## Start
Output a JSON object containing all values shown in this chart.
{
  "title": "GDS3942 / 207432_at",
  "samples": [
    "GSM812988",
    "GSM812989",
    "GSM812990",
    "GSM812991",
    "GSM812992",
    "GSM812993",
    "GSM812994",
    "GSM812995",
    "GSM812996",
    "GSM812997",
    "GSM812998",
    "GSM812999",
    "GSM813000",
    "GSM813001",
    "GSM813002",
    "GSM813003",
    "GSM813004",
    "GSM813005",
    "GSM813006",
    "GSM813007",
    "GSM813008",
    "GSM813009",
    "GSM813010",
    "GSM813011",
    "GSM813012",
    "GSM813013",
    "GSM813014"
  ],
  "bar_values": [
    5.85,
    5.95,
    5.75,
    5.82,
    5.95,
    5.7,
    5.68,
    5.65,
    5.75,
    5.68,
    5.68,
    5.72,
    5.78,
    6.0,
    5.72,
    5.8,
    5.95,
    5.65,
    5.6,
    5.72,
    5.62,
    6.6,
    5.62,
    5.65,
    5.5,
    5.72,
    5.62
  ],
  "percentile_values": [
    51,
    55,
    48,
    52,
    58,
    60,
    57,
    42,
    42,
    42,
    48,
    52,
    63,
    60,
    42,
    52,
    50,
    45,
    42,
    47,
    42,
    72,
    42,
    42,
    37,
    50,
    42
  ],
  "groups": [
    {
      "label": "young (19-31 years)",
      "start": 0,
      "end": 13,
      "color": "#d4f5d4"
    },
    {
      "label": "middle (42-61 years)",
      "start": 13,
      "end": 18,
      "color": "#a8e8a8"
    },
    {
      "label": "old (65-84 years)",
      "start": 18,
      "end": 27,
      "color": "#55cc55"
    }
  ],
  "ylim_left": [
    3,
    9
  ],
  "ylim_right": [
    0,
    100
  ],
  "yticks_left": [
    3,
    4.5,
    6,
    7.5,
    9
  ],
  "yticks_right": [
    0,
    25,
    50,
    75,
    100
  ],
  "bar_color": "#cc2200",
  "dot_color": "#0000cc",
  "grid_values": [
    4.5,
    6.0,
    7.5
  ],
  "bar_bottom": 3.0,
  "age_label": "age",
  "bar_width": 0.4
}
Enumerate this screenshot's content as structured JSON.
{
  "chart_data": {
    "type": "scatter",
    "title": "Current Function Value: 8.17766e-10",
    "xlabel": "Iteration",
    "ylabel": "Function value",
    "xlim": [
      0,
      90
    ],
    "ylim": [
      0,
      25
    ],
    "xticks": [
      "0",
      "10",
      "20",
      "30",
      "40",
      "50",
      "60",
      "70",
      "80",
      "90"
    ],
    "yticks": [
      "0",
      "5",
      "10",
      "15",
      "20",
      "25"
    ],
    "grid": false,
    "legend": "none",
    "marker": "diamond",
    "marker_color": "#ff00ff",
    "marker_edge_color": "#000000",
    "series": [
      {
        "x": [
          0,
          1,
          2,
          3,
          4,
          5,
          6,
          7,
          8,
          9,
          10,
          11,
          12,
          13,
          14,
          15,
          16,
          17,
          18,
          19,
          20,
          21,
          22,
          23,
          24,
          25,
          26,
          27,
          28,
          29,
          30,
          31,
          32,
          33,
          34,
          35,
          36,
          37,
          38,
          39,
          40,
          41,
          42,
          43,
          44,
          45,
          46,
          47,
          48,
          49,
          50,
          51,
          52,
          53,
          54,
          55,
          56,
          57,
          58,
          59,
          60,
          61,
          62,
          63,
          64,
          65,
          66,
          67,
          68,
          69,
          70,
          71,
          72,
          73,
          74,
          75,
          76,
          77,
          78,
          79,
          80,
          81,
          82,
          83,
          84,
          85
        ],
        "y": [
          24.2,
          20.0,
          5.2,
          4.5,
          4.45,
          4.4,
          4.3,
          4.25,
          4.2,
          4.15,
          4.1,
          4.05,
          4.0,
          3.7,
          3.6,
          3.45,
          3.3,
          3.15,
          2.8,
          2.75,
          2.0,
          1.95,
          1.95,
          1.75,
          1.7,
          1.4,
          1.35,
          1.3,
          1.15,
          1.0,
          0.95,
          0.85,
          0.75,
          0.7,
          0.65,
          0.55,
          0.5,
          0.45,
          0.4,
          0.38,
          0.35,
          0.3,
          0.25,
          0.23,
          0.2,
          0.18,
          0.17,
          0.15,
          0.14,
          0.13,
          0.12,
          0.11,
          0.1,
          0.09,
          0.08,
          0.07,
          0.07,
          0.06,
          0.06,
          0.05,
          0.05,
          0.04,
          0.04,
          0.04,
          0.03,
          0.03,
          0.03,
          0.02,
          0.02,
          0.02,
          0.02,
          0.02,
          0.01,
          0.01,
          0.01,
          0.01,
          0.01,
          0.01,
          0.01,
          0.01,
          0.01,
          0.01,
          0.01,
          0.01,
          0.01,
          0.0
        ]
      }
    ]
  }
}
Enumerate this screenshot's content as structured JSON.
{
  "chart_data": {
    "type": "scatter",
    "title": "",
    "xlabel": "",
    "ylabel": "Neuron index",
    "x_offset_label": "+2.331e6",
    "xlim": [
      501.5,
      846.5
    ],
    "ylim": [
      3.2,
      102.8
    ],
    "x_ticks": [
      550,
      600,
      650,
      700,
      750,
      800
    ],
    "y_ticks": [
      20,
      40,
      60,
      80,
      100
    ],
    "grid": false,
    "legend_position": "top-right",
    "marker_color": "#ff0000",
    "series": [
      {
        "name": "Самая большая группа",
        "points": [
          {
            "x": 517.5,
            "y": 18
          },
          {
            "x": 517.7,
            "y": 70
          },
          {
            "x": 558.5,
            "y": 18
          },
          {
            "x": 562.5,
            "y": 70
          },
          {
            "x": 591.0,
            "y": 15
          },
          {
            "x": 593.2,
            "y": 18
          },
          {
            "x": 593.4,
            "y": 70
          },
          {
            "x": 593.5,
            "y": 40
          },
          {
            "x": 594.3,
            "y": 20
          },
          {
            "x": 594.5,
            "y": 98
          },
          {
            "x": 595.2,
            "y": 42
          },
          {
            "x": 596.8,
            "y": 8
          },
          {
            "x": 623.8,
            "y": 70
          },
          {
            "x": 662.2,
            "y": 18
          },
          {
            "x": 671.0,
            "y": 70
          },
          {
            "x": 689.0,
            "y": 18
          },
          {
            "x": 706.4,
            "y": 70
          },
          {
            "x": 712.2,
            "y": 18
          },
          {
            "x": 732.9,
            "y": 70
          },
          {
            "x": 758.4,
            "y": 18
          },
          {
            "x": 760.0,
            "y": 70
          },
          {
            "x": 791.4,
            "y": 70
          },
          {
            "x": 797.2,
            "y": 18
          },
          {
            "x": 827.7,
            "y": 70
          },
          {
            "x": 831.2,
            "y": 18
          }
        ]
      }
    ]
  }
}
## End
Do this> Transcribe all the entries, keeping each one exactly as it is.

Output for this exercise>
Output a JSON object containing all values shown in this chart.
{
  "title": "GDS3942 / 207432_at",
  "samples": [
    "GSM812988",
    "GSM812989",
    "GSM812990",
    "GSM812991",
    "GSM812992",
    "GSM812993",
    "GSM812994",
    "GSM812995",
    "GSM812996",
    "GSM812997",
    "GSM812998",
    "GSM812999",
    "GSM813000",
    "GSM813001",
    "GSM813002",
    "GSM813003",
    "GSM813004",
    "GSM813005",
    "GSM813006",
    "GSM813007",
    "GSM813008",
    "GSM813009",
    "GSM813010",
    "GSM813011",
    "GSM813012",
    "GSM813013",
    "GSM813014"
  ],
  "bar_values": [
    5.85,
    5.95,
    5.75,
    5.82,
    5.95,
    5.7,
    5.68,
    5.65,
    5.75,
    5.68,
    5.68,
    5.72,
    5.78,
    6.0,
    5.72,
    5.8,
    5.95,
    5.65,
    5.6,
    5.72,
    5.62,
    6.6,
    5.62,
    5.65,
    5.5,
    5.72,
    5.62
  ],
  "percentile_values": [
    51,
    55,
    48,
    52,
    58,
    60,
    57,
    42,
    42,
    42,
    48,
    52,
    63,
    60,
    42,
    52,
    50,
    45,
    42,
    47,
    42,
    72,
    42,
    42,
    37,
    50,
    42
  ],
  "groups": [
    {
      "label": "young (19-31 years)",
      "start": 0,
      "end": 13,
      "color": "#d4f5d4"
    },
    {
      "label": "middle (42-61 years)",
      "start": 13,
      "end": 18,
      "color": "#a8e8a8"
    },
    {
      "label": "old (65-84 years)",
      "start": 18,
      "end": 27,
      "color": "#55cc55"
    }
  ],
  "ylim_left": [
    3,
    9
  ],
  "ylim_right": [
    0,
    100
  ],
  "yticks_left": [
    3,
    4.5,
    6,
    7.5,
    9
  ],
  "yticks_right": [
    0,
    25,
    50,
    75,
    100
  ],
  "bar_color": "#cc2200",
  "dot_color": "#0000cc",
  "grid_values": [
    4.5,
    6.0,
    7.5
  ],
  "bar_bottom": 3.0,
  "age_label": "age",
  "bar_width": 0.4
}
Enumerate this screenshot's content as structured JSON.
{
  "chart_data": {
    "type": "scatter",
    "title": "Current Function Value: 8.17766e-10",
    "xlabel": "Iteration",
    "ylabel": "Function value",
    "xlim": [
      0,
      90
    ],
    "ylim": [
      0,
      25
    ],
    "xticks": [
      "0",
      "10",
      "20",
      "30",
      "40",
      "50",
      "60",
      "70",
      "80",
      "90"
    ],
    "yticks": [
      "0",
      "5",
      "10",
      "15",
      "20",
      "25"
    ],
    "grid": false,
    "legend": "none",
    "marker": "diamond",
    "marker_color": "#ff00ff",
    "marker_edge_color": "#000000",
    "series": [
      {
        "x": [
          0,
          1,
          2,
          3,
          4,
          5,
          6,
          7,
          8,
          9,
          10,
          11,
          12,
          13,
          14,
          15,
          16,
          17,
          18,
          19,
          20,
          21,
          22,
          23,
          24,
          25,
          26,
          27,
          28,
          29,
          30,
          31,
          32,
          33,
          34,
          35,
          36,
          37,
          38,
          39,
          40,
          41,
          42,
          43,
          44,
          45,
          46,
          47,
          48,
          49,
          50,
          51,
          52,
          53,
          54,
          55,
          56,
          57,
          58,
          59,
          60,
          61,
          62,
          63,
          64,
          65,
          66,
          67,
          68,
          69,
          70,
          71,
          72,
          73,
          74,
          75,
          76,
          77,
          78,
          79,
          80,
          81,
          82,
          83,
          84,
          85
        ],
        "y": [
          24.2,
          20.0,
          5.2,
          4.5,
          4.45,
          4.4,
          4.3,
          4.25,
          4.2,
          4.15,
          4.1,
          4.05,
          4.0,
          3.7,
          3.6,
          3.45,
          3.3,
          3.15,
          2.8,
          2.75,
          2.0,
          1.95,
          1.95,
          1.75,
          1.7,
          1.4,
          1.35,
          1.3,
          1.15,
          1.0,
          0.95,
          0.85,
          0.75,
          0.7,
          0.65,
          0.55,
          0.5,
          0.45,
          0.4,
          0.38,
          0.35,
          0.3,
          0.25,
          0.23,
          0.2,
          0.18,
          0.17,
          0.15,
          0.14,
          0.13,
          0.12,
          0.11,
          0.1,
          0.09,
          0.08,
          0.07,
          0.07,
          0.06,
          0.06,
          0.05,
          0.05,
          0.04,
          0.04,
          0.04,
          0.03,
          0.03,
          0.03,
          0.02,
          0.02,
          0.02,
          0.02,
          0.02,
          0.01,
          0.01,
          0.01,
          0.01,
          0.01,
          0.01,
          0.01,
          0.01,
          0.01,
          0.01,
          0.01,
          0.01,
          0.01,
          0.0
        ]
      }
    ]
  }
}
Enumerate this screenshot's content as structured JSON.
{
  "chart_data": {
    "type": "scatter",
    "title": "",
    "xlabel": "",
    "ylabel": "Neuron index",
    "x_offset_label": "+2.331e6",
    "xlim": [
      501.5,
      846.5
    ],
    "ylim": [
      3.2,
      102.8
    ],
    "x_ticks": [
      550,
      600,
      650,
      700,
      750,
      800
    ],
    "y_ticks": [
      20,
      40,
      60,
      80,
      100
    ],
    "grid": false,
    "legend_position": "top-right",
    "marker_color": "#ff0000",
    "series": [
      {
        "name": "Самая большая группа",
        "points": [
          {
            "x": 517.5,
            "y": 18
          },
          {
            "x": 517.7,
            "y": 70
          },
          {
            "x": 558.5,
            "y": 18
          },
          {
            "x": 562.5,
            "y": 70
          },
          {
            "x": 591.0,
            "y": 15
          },
          {
            "x": 593.2,
            "y": 18
          },
          {
            "x": 593.4,
            "y": 70
          },
          {
            "x": 593.5,
            "y": 40
          },
          {
            "x": 594.3,
            "y": 20
          },
          {
            "x": 594.5,
            "y": 98
          },
          {
            "x": 595.2,
            "y": 42
          },
          {
            "x": 596.8,
            "y": 8
          },
          {
            "x": 623.8,
            "y": 70
          },
          {
            "x": 662.2,
            "y": 18
          },
          {
            "x": 671.0,
            "y": 70
          },
          {
            "x": 689.0,
            "y": 18
          },
          {
            "x": 706.4,
            "y": 70
          },
          {
            "x": 712.2,
            "y": 18
          },
          {
            "x": 732.9,
            "y": 70
          },
          {
            "x": 758.4,
            "y": 18
          },
          {
            "x": 760.0,
            "y": 70
          },
          {
            "x": 791.4,
            "y": 70
          },
          {
            "x": 797.2,
            "y": 18
          },
          {
            "x": 827.7,
            "y": 70
          },
          {
            "x": 831.2,
            "y": 18
          }
        ]
      }
    ]
  }
}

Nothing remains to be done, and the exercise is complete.